Type out all the records word for word. Any pictures are to be left out.

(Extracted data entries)
▬▬▬

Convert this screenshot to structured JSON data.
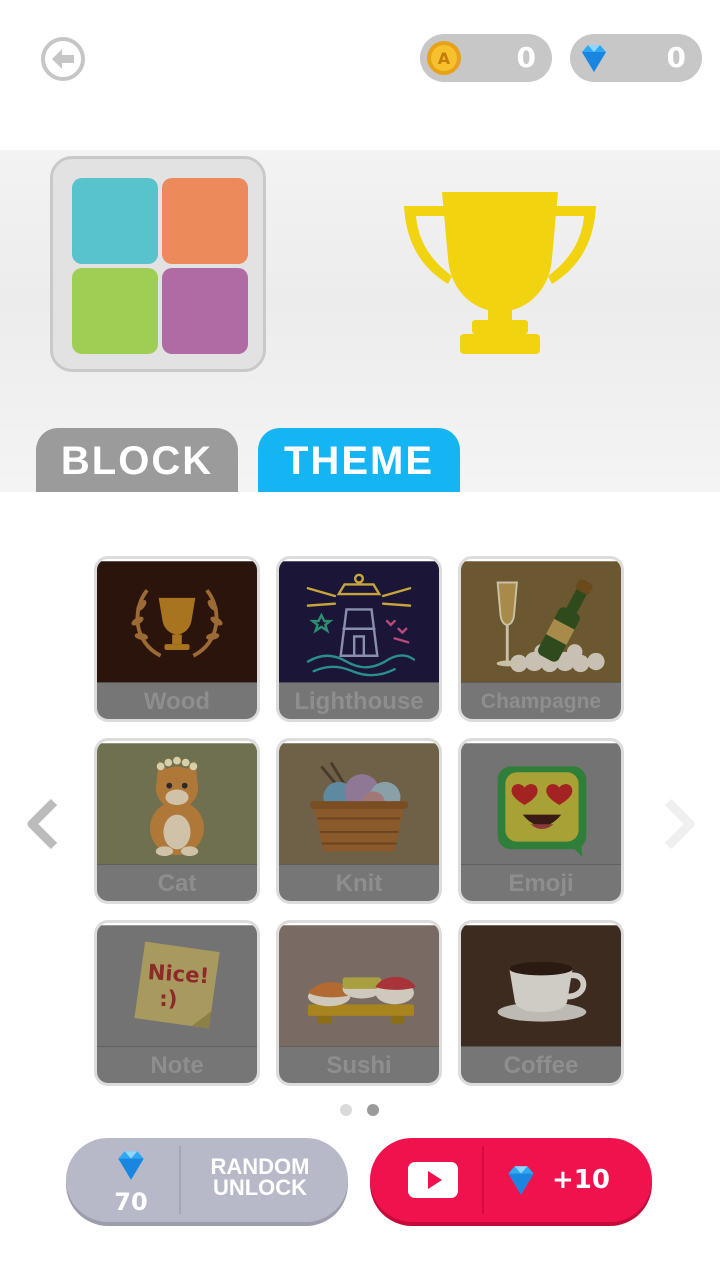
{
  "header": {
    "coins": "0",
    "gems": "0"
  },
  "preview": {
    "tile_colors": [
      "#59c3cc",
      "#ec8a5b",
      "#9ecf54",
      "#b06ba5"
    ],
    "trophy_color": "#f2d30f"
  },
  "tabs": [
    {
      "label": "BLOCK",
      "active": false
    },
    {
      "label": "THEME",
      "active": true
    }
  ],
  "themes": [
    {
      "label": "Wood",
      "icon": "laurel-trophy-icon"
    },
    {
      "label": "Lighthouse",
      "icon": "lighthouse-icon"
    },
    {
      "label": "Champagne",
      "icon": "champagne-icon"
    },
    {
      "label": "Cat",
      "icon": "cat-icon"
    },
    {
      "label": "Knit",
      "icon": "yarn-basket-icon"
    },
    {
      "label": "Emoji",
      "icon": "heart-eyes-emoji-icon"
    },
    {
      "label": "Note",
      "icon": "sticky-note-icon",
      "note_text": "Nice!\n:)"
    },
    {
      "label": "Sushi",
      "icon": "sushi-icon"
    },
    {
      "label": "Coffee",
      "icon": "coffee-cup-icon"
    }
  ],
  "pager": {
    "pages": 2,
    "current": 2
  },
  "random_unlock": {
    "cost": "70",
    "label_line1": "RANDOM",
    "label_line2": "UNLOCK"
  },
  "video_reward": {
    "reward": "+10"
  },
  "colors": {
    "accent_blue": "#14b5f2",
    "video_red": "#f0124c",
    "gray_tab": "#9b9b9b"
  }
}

▬▬▬

Reply:
Convert this screenshot to structured JSON data.
{
  "header": {
    "coins": "0",
    "gems": "0"
  },
  "preview": {
    "tile_colors": [
      "#59c3cc",
      "#ec8a5b",
      "#9ecf54",
      "#b06ba5"
    ],
    "trophy_color": "#f2d30f"
  },
  "tabs": [
    {
      "label": "BLOCK",
      "active": false
    },
    {
      "label": "THEME",
      "active": true
    }
  ],
  "themes": [
    {
      "label": "Wood",
      "icon": "laurel-trophy-icon"
    },
    {
      "label": "Lighthouse",
      "icon": "lighthouse-icon"
    },
    {
      "label": "Champagne",
      "icon": "champagne-icon"
    },
    {
      "label": "Cat",
      "icon": "cat-icon"
    },
    {
      "label": "Knit",
      "icon": "yarn-basket-icon"
    },
    {
      "label": "Emoji",
      "icon": "heart-eyes-emoji-icon"
    },
    {
      "label": "Note",
      "icon": "sticky-note-icon",
      "note_text": "Nice!\n:)"
    },
    {
      "label": "Sushi",
      "icon": "sushi-icon"
    },
    {
      "label": "Coffee",
      "icon": "coffee-cup-icon"
    }
  ],
  "pager": {
    "pages": 2,
    "current": 2
  },
  "random_unlock": {
    "cost": "70",
    "label_line1": "RANDOM",
    "label_line2": "UNLOCK"
  },
  "video_reward": {
    "reward": "+10"
  },
  "colors": {
    "accent_blue": "#14b5f2",
    "video_red": "#f0124c",
    "gray_tab": "#9b9b9b"
  }
}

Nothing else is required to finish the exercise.